Drop every picture and give the entries back exactly.
Start RECORD SET
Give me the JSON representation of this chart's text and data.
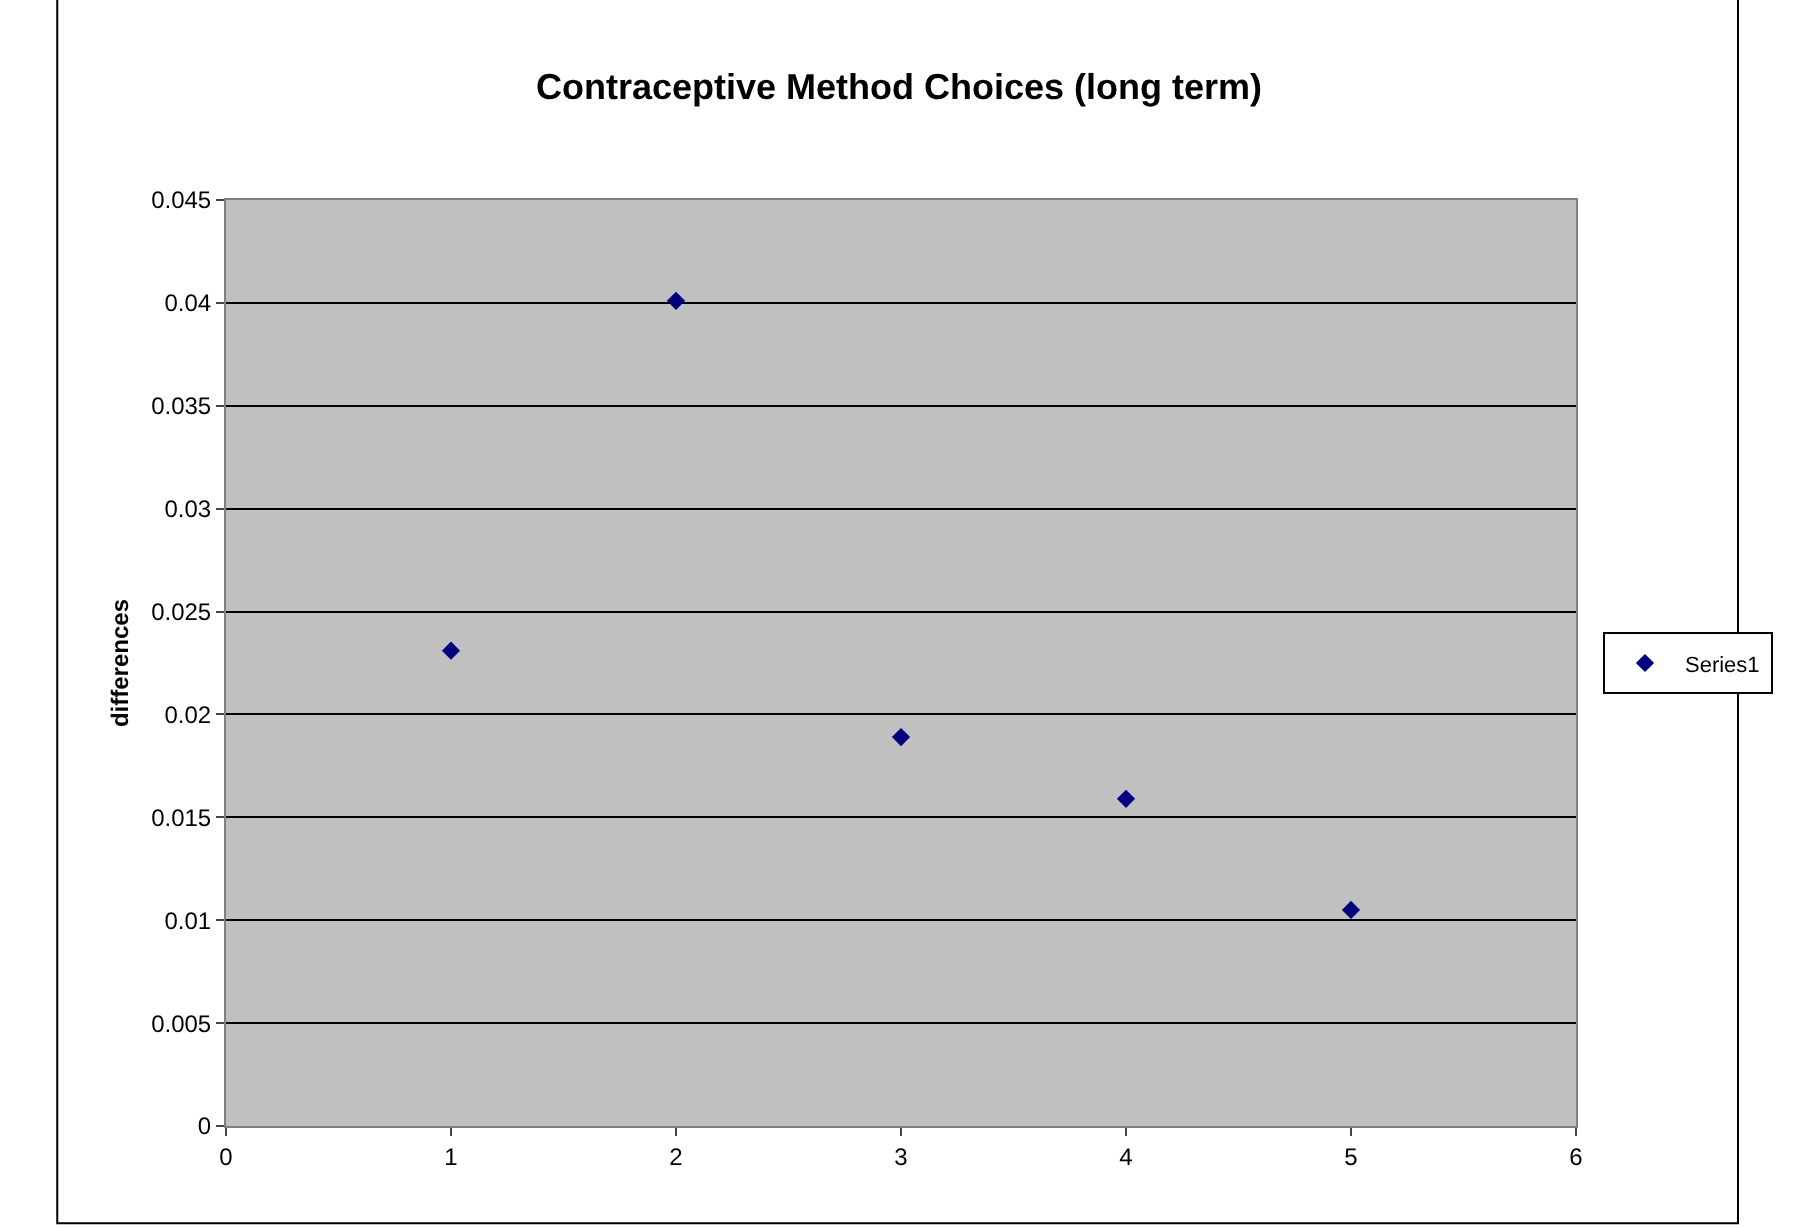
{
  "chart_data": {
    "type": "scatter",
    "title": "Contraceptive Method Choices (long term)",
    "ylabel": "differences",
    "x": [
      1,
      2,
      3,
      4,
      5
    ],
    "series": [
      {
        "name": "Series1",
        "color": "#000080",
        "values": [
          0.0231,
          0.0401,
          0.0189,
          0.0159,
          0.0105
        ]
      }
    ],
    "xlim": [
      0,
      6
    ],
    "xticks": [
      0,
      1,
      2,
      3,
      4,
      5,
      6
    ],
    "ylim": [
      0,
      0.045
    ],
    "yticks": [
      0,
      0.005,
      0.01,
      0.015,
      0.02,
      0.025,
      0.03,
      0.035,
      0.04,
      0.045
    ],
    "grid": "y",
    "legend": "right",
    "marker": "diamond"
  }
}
End RECORD SET
### ANSWER IN FULL
Give me the JSON representation of this chart's text and data.
{
  "chart_data": {
    "type": "scatter",
    "title": "Contraceptive Method Choices (long term)",
    "ylabel": "differences",
    "x": [
      1,
      2,
      3,
      4,
      5
    ],
    "series": [
      {
        "name": "Series1",
        "color": "#000080",
        "values": [
          0.0231,
          0.0401,
          0.0189,
          0.0159,
          0.0105
        ]
      }
    ],
    "xlim": [
      0,
      6
    ],
    "xticks": [
      0,
      1,
      2,
      3,
      4,
      5,
      6
    ],
    "ylim": [
      0,
      0.045
    ],
    "yticks": [
      0,
      0.005,
      0.01,
      0.015,
      0.02,
      0.025,
      0.03,
      0.035,
      0.04,
      0.045
    ],
    "grid": "y",
    "legend": "right",
    "marker": "diamond"
  }
}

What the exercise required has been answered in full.